| Exercise |
Look through the records that follow. Copy every line containing the word "name".
··· Recorded information ···
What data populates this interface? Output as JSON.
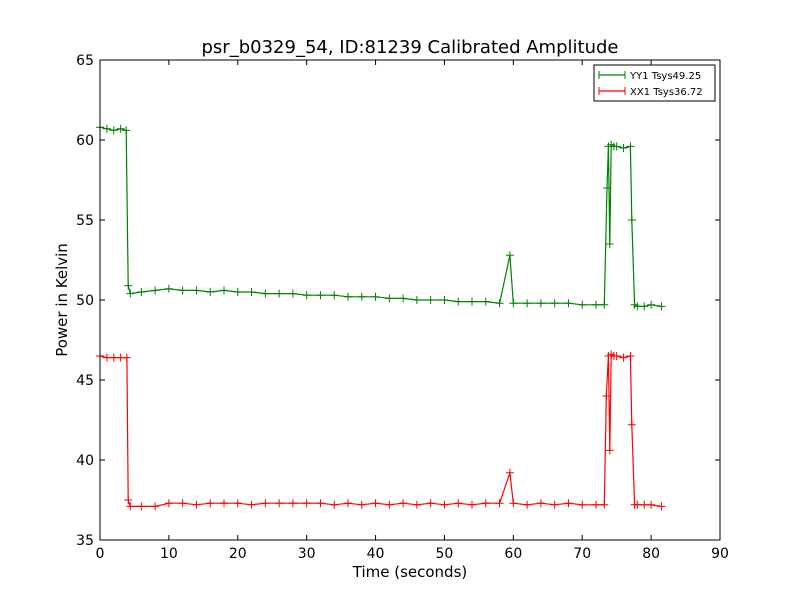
{
  "chart_data": {
    "type": "line",
    "title": "psr_b0329_54, ID:81239 Calibrated Amplitude",
    "xlabel": "Time (seconds)",
    "ylabel": "Power in Kelvin",
    "xlim": [
      0,
      90
    ],
    "ylim": [
      35,
      65
    ],
    "xticks": [
      0,
      10,
      20,
      30,
      40,
      50,
      60,
      70,
      80,
      90
    ],
    "yticks": [
      35,
      40,
      45,
      50,
      55,
      60,
      65
    ],
    "grid": false,
    "legend_position": "top-right",
    "marker": "+",
    "series": [
      {
        "name": "YY1 Tsys49.25",
        "color": "#008000",
        "x": [
          0,
          1,
          2,
          3,
          3.8,
          4.1,
          4.4,
          6,
          8,
          10,
          12,
          14,
          16,
          18,
          20,
          22,
          24,
          26,
          28,
          30,
          32,
          34,
          36,
          38,
          40,
          42,
          44,
          46,
          48,
          50,
          52,
          54,
          56,
          58,
          59.5,
          60,
          62,
          64,
          66,
          68,
          70,
          72,
          73.2,
          73.6,
          73.8,
          74.0,
          74.2,
          74.6,
          75,
          76,
          77.0,
          77.2,
          77.6,
          78,
          79,
          80,
          81.5
        ],
        "values": [
          60.8,
          60.7,
          60.6,
          60.7,
          60.6,
          50.9,
          50.4,
          50.5,
          50.6,
          50.7,
          50.6,
          50.6,
          50.5,
          50.6,
          50.5,
          50.5,
          50.4,
          50.4,
          50.4,
          50.3,
          50.3,
          50.3,
          50.2,
          50.2,
          50.2,
          50.1,
          50.1,
          50.0,
          50.0,
          50.0,
          49.9,
          49.9,
          49.9,
          49.8,
          52.8,
          49.8,
          49.8,
          49.8,
          49.8,
          49.8,
          49.7,
          49.7,
          49.7,
          57.0,
          59.6,
          53.5,
          59.7,
          59.6,
          59.6,
          59.5,
          59.6,
          55.0,
          49.7,
          49.6,
          49.6,
          49.7,
          49.6
        ]
      },
      {
        "name": "XX1 Tsys36.72",
        "color": "#ff0000",
        "x": [
          0,
          1,
          2,
          3,
          3.9,
          4.1,
          4.4,
          6,
          8,
          10,
          12,
          14,
          16,
          18,
          20,
          22,
          24,
          26,
          28,
          30,
          32,
          34,
          36,
          38,
          40,
          42,
          44,
          46,
          48,
          50,
          52,
          54,
          56,
          58,
          59.5,
          60,
          62,
          64,
          66,
          68,
          70,
          72,
          73.2,
          73.5,
          73.8,
          74.0,
          74.2,
          74.6,
          75,
          76,
          77.0,
          77.2,
          77.6,
          78,
          79,
          80,
          81.5
        ],
        "values": [
          46.5,
          46.4,
          46.4,
          46.4,
          46.4,
          37.5,
          37.1,
          37.1,
          37.1,
          37.3,
          37.3,
          37.2,
          37.3,
          37.3,
          37.3,
          37.2,
          37.3,
          37.3,
          37.3,
          37.3,
          37.3,
          37.2,
          37.3,
          37.2,
          37.3,
          37.2,
          37.3,
          37.2,
          37.3,
          37.2,
          37.3,
          37.2,
          37.3,
          37.3,
          39.2,
          37.3,
          37.2,
          37.3,
          37.2,
          37.3,
          37.2,
          37.2,
          37.2,
          44.0,
          46.5,
          40.6,
          46.6,
          46.5,
          46.5,
          46.4,
          46.5,
          42.2,
          37.2,
          37.2,
          37.2,
          37.2,
          37.1
        ]
      }
    ]
  }
}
···
| Full response |
        "name": "YY1 Tsys49.25",
        "name": "XX1 Tsys36.72",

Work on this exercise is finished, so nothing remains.